PROBLEM REQUIREMENTS
"provided" appears in how many lines of the entries? State only the number.

━━━━━━━━━━━━━━━━

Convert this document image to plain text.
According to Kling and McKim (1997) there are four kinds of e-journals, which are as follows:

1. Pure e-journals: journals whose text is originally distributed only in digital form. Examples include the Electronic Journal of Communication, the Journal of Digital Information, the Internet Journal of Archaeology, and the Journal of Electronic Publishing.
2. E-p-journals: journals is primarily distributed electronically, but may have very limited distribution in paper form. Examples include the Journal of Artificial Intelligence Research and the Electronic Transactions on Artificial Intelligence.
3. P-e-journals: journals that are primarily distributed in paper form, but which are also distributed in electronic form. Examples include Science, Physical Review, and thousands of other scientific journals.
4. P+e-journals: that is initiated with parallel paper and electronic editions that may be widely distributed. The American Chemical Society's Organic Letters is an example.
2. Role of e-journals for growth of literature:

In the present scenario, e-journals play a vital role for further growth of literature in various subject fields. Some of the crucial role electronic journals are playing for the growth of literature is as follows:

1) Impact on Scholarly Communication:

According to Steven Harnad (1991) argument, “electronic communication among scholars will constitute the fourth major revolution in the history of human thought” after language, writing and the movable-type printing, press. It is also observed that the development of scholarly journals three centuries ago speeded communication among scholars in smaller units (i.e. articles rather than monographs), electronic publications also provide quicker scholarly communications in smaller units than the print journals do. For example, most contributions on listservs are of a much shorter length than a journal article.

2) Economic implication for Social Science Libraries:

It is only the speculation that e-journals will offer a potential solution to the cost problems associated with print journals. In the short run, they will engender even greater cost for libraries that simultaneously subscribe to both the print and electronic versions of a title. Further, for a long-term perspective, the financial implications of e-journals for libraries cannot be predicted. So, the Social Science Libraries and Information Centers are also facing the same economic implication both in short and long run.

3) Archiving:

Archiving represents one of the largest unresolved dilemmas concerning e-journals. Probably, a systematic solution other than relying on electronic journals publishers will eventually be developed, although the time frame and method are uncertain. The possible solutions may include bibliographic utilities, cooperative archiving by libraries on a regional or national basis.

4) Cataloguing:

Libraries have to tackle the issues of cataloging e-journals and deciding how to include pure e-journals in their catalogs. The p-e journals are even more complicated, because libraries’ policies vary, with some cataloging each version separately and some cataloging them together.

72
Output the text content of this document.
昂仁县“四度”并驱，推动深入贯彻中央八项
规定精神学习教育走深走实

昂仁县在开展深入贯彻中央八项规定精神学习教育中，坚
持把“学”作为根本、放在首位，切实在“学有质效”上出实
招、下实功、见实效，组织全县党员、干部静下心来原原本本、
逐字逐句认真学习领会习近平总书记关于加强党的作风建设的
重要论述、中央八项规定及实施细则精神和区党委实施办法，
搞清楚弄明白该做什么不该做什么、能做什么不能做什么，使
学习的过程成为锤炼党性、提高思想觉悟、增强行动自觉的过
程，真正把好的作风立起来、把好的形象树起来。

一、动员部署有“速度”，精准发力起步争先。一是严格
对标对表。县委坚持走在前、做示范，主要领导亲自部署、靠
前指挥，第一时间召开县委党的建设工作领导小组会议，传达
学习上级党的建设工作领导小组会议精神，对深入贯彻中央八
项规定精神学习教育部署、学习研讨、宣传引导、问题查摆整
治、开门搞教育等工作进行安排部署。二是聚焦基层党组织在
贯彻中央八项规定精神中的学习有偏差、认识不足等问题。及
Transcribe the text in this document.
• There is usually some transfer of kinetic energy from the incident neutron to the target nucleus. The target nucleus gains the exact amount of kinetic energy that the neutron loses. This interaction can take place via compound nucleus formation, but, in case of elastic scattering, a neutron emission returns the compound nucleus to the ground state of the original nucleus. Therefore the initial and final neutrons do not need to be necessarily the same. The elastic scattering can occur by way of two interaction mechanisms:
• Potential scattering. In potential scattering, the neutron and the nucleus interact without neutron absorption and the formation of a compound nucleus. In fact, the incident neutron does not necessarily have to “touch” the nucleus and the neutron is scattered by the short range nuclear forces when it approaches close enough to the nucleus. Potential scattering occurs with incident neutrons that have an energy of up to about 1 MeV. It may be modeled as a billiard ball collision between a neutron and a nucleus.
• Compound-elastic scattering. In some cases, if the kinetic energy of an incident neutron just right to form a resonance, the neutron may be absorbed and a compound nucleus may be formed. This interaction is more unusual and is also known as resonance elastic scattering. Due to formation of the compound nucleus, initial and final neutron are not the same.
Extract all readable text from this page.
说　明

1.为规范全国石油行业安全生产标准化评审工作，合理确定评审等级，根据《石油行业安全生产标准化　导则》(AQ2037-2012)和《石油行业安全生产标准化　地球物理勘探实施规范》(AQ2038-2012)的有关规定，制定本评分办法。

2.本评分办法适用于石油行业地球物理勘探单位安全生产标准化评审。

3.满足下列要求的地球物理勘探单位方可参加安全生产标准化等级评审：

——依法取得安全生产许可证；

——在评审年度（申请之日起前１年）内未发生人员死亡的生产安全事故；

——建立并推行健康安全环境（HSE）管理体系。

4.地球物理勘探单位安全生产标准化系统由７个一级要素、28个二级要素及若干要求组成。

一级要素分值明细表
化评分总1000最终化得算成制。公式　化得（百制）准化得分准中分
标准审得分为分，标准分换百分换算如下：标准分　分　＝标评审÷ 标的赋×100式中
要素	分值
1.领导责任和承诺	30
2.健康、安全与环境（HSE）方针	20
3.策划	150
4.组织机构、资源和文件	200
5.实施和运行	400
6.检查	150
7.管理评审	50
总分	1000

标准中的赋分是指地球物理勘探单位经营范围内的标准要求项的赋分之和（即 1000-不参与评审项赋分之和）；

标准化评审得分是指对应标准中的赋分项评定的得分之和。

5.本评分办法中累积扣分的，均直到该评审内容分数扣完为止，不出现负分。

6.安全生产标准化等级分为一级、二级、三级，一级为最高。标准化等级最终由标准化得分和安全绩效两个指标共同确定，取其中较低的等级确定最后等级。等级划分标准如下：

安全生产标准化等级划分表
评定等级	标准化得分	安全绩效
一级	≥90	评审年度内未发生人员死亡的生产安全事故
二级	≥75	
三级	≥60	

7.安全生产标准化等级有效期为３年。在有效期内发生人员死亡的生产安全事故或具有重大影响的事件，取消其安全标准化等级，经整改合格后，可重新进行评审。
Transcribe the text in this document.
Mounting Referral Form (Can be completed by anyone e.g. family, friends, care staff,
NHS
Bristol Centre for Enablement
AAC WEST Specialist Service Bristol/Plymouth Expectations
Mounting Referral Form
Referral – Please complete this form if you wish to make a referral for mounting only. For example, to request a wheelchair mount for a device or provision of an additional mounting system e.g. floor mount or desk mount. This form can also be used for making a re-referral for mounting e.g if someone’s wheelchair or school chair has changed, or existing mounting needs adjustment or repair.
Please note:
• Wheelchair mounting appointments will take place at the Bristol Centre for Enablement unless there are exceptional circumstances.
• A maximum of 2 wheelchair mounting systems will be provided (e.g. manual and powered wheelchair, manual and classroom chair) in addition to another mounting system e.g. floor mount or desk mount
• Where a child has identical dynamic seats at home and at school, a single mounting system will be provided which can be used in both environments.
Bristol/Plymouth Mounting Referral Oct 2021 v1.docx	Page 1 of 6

━━━━━━━━━━━━━━━━

ANSWER FOR THE TASK
2